> Input
******************************

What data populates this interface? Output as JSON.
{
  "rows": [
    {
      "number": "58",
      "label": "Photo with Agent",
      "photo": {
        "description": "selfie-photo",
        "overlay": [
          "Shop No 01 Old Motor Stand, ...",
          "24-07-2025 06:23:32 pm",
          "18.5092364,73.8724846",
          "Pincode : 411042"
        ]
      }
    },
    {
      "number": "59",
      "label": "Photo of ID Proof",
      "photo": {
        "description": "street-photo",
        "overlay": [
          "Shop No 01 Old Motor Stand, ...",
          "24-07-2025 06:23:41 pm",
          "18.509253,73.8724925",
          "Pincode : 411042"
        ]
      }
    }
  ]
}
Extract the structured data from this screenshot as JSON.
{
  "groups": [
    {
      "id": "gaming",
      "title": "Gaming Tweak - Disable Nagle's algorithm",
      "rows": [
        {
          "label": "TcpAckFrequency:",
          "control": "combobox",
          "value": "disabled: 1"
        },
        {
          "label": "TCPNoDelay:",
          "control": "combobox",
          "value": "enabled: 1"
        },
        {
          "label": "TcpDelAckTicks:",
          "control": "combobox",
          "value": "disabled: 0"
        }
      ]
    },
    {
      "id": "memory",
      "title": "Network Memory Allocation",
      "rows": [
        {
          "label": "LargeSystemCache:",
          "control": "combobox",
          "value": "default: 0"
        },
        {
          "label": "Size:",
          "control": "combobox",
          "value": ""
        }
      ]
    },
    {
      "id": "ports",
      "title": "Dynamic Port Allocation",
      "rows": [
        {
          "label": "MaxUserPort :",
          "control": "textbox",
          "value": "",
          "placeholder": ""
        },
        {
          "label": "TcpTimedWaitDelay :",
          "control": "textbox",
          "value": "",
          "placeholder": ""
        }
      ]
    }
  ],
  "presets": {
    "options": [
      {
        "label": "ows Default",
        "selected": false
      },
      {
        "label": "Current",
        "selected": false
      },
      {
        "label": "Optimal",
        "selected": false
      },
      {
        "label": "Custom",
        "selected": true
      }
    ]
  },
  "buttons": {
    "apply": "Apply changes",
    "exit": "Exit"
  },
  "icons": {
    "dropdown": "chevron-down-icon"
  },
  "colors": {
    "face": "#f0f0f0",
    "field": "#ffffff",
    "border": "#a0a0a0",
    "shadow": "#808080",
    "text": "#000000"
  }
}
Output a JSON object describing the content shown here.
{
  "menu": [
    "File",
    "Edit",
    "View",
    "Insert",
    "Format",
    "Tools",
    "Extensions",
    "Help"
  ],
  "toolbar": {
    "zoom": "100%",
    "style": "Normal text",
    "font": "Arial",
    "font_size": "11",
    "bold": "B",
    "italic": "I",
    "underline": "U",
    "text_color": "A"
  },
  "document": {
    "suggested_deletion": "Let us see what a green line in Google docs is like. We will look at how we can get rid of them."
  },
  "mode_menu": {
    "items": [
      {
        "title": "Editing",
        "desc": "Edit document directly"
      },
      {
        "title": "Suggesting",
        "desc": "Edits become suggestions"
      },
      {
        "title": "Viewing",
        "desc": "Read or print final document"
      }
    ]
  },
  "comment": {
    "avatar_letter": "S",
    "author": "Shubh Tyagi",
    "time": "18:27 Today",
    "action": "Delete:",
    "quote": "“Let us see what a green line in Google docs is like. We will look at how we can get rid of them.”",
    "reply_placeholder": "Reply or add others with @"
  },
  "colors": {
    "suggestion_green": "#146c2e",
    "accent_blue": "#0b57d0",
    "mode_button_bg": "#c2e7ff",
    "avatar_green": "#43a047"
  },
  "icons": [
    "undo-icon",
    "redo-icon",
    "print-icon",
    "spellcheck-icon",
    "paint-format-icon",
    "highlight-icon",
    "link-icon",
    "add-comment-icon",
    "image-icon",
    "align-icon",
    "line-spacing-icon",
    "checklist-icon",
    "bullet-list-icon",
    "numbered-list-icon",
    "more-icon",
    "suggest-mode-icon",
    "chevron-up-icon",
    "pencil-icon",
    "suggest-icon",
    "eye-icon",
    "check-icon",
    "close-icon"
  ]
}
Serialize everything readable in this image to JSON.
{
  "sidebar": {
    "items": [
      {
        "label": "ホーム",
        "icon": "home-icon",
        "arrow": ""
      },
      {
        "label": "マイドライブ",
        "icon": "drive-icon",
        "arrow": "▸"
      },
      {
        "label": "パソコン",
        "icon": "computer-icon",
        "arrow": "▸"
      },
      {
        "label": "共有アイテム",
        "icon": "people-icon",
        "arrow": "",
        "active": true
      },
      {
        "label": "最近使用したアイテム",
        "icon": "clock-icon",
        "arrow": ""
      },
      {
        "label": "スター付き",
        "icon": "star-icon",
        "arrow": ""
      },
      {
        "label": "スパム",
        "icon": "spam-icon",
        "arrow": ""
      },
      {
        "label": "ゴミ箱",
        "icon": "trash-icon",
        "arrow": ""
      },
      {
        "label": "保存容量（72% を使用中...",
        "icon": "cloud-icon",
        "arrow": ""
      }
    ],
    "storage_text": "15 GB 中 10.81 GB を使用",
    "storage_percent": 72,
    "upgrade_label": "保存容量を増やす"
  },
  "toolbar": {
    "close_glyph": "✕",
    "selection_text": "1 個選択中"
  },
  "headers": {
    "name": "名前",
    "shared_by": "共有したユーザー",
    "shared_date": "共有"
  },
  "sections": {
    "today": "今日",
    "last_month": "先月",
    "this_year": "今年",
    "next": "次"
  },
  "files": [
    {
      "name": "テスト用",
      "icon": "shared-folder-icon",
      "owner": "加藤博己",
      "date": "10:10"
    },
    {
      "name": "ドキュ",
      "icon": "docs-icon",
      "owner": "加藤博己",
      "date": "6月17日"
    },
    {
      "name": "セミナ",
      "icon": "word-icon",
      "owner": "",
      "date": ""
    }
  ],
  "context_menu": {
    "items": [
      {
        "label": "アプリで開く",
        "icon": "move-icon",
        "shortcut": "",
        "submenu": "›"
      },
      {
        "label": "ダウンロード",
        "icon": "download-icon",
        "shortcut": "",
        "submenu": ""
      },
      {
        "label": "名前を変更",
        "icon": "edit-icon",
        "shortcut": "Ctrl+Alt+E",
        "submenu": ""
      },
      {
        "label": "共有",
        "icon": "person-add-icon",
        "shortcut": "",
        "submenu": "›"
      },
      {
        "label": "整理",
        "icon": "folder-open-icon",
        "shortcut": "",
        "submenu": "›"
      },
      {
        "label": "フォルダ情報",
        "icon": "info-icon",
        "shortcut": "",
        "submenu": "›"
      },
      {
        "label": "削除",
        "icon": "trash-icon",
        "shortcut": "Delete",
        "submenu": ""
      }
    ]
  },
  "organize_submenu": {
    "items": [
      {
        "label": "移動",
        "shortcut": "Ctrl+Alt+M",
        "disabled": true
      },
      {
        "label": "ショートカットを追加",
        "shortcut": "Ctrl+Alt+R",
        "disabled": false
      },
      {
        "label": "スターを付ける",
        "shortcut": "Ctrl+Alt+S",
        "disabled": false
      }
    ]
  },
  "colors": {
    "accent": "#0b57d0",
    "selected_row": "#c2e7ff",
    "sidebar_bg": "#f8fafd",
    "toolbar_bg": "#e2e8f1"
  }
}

******************************

> What is being asked
Copy the data above exactly. Every line must be included.

> Written solution
What data populates this interface? Output as JSON.
{
  "rows": [
    {
      "number": "58",
      "label": "Photo with Agent",
      "photo": {
        "description": "selfie-photo",
        "overlay": [
          "Shop No 01 Old Motor Stand, ...",
          "24-07-2025 06:23:32 pm",
          "18.5092364,73.8724846",
          "Pincode : 411042"
        ]
      }
    },
    {
      "number": "59",
      "label": "Photo of ID Proof",
      "photo": {
        "description": "street-photo",
        "overlay": [
          "Shop No 01 Old Motor Stand, ...",
          "24-07-2025 06:23:41 pm",
          "18.509253,73.8724925",
          "Pincode : 411042"
        ]
      }
    }
  ]
}
Extract the structured data from this screenshot as JSON.
{
  "groups": [
    {
      "id": "gaming",
      "title": "Gaming Tweak - Disable Nagle's algorithm",
      "rows": [
        {
          "label": "TcpAckFrequency:",
          "control": "combobox",
          "value": "disabled: 1"
        },
        {
          "label": "TCPNoDelay:",
          "control": "combobox",
          "value": "enabled: 1"
        },
        {
          "label": "TcpDelAckTicks:",
          "control": "combobox",
          "value": "disabled: 0"
        }
      ]
    },
    {
      "id": "memory",
      "title": "Network Memory Allocation",
      "rows": [
        {
          "label": "LargeSystemCache:",
          "control": "combobox",
          "value": "default: 0"
        },
        {
          "label": "Size:",
          "control": "combobox",
          "value": ""
        }
      ]
    },
    {
      "id": "ports",
      "title": "Dynamic Port Allocation",
      "rows": [
        {
          "label": "MaxUserPort :",
          "control": "textbox",
          "value": "",
          "placeholder": ""
        },
        {
          "label": "TcpTimedWaitDelay :",
          "control": "textbox",
          "value": "",
          "placeholder": ""
        }
      ]
    }
  ],
  "presets": {
    "options": [
      {
        "label": "ows Default",
        "selected": false
      },
      {
        "label": "Current",
        "selected": false
      },
      {
        "label": "Optimal",
        "selected": false
      },
      {
        "label": "Custom",
        "selected": true
      }
    ]
  },
  "buttons": {
    "apply": "Apply changes",
    "exit": "Exit"
  },
  "icons": {
    "dropdown": "chevron-down-icon"
  },
  "colors": {
    "face": "#f0f0f0",
    "field": "#ffffff",
    "border": "#a0a0a0",
    "shadow": "#808080",
    "text": "#000000"
  }
}
Output a JSON object describing the content shown here.
{
  "menu": [
    "File",
    "Edit",
    "View",
    "Insert",
    "Format",
    "Tools",
    "Extensions",
    "Help"
  ],
  "toolbar": {
    "zoom": "100%",
    "style": "Normal text",
    "font": "Arial",
    "font_size": "11",
    "bold": "B",
    "italic": "I",
    "underline": "U",
    "text_color": "A"
  },
  "document": {
    "suggested_deletion": "Let us see what a green line in Google docs is like. We will look at how we can get rid of them."
  },
  "mode_menu": {
    "items": [
      {
        "title": "Editing",
        "desc": "Edit document directly"
      },
      {
        "title": "Suggesting",
        "desc": "Edits become suggestions"
      },
      {
        "title": "Viewing",
        "desc": "Read or print final document"
      }
    ]
  },
  "comment": {
    "avatar_letter": "S",
    "author": "Shubh Tyagi",
    "time": "18:27 Today",
    "action": "Delete:",
    "quote": "“Let us see what a green line in Google docs is like. We will look at how we can get rid of them.”",
    "reply_placeholder": "Reply or add others with @"
  },
  "colors": {
    "suggestion_green": "#146c2e",
    "accent_blue": "#0b57d0",
    "mode_button_bg": "#c2e7ff",
    "avatar_green": "#43a047"
  },
  "icons": [
    "undo-icon",
    "redo-icon",
    "print-icon",
    "spellcheck-icon",
    "paint-format-icon",
    "highlight-icon",
    "link-icon",
    "add-comment-icon",
    "image-icon",
    "align-icon",
    "line-spacing-icon",
    "checklist-icon",
    "bullet-list-icon",
    "numbered-list-icon",
    "more-icon",
    "suggest-mode-icon",
    "chevron-up-icon",
    "pencil-icon",
    "suggest-icon",
    "eye-icon",
    "check-icon",
    "close-icon"
  ]
}
Serialize everything readable in this image to JSON.
{
  "sidebar": {
    "items": [
      {
        "label": "ホーム",
        "icon": "home-icon",
        "arrow": ""
      },
      {
        "label": "マイドライブ",
        "icon": "drive-icon",
        "arrow": "▸"
      },
      {
        "label": "パソコン",
        "icon": "computer-icon",
        "arrow": "▸"
      },
      {
        "label": "共有アイテム",
        "icon": "people-icon",
        "arrow": "",
        "active": true
      },
      {
        "label": "最近使用したアイテム",
        "icon": "clock-icon",
        "arrow": ""
      },
      {
        "label": "スター付き",
        "icon": "star-icon",
        "arrow": ""
      },
      {
        "label": "スパム",
        "icon": "spam-icon",
        "arrow": ""
      },
      {
        "label": "ゴミ箱",
        "icon": "trash-icon",
        "arrow": ""
      },
      {
        "label": "保存容量（72% を使用中...",
        "icon": "cloud-icon",
        "arrow": ""
      }
    ],
    "storage_text": "15 GB 中 10.81 GB を使用",
    "storage_percent": 72,
    "upgrade_label": "保存容量を増やす"
  },
  "toolbar": {
    "close_glyph": "✕",
    "selection_text": "1 個選択中"
  },
  "headers": {
    "name": "名前",
    "shared_by": "共有したユーザー",
    "shared_date": "共有"
  },
  "sections": {
    "today": "今日",
    "last_month": "先月",
    "this_year": "今年",
    "next": "次"
  },
  "files": [
    {
      "name": "テスト用",
      "icon": "shared-folder-icon",
      "owner": "加藤博己",
      "date": "10:10"
    },
    {
      "name": "ドキュ",
      "icon": "docs-icon",
      "owner": "加藤博己",
      "date": "6月17日"
    },
    {
      "name": "セミナ",
      "icon": "word-icon",
      "owner": "",
      "date": ""
    }
  ],
  "context_menu": {
    "items": [
      {
        "label": "アプリで開く",
        "icon": "move-icon",
        "shortcut": "",
        "submenu": "›"
      },
      {
        "label": "ダウンロード",
        "icon": "download-icon",
        "shortcut": "",
        "submenu": ""
      },
      {
        "label": "名前を変更",
        "icon": "edit-icon",
        "shortcut": "Ctrl+Alt+E",
        "submenu": ""
      },
      {
        "label": "共有",
        "icon": "person-add-icon",
        "shortcut": "",
        "submenu": "›"
      },
      {
        "label": "整理",
        "icon": "folder-open-icon",
        "shortcut": "",
        "submenu": "›"
      },
      {
        "label": "フォルダ情報",
        "icon": "info-icon",
        "shortcut": "",
        "submenu": "›"
      },
      {
        "label": "削除",
        "icon": "trash-icon",
        "shortcut": "Delete",
        "submenu": ""
      }
    ]
  },
  "organize_submenu": {
    "items": [
      {
        "label": "移動",
        "shortcut": "Ctrl+Alt+M",
        "disabled": true
      },
      {
        "label": "ショートカットを追加",
        "shortcut": "Ctrl+Alt+R",
        "disabled": false
      },
      {
        "label": "スターを付ける",
        "shortcut": "Ctrl+Alt+S",
        "disabled": false
      }
    ]
  },
  "colors": {
    "accent": "#0b57d0",
    "selected_row": "#c2e7ff",
    "sidebar_bg": "#f8fafd",
    "toolbar_bg": "#e2e8f1"
  }
}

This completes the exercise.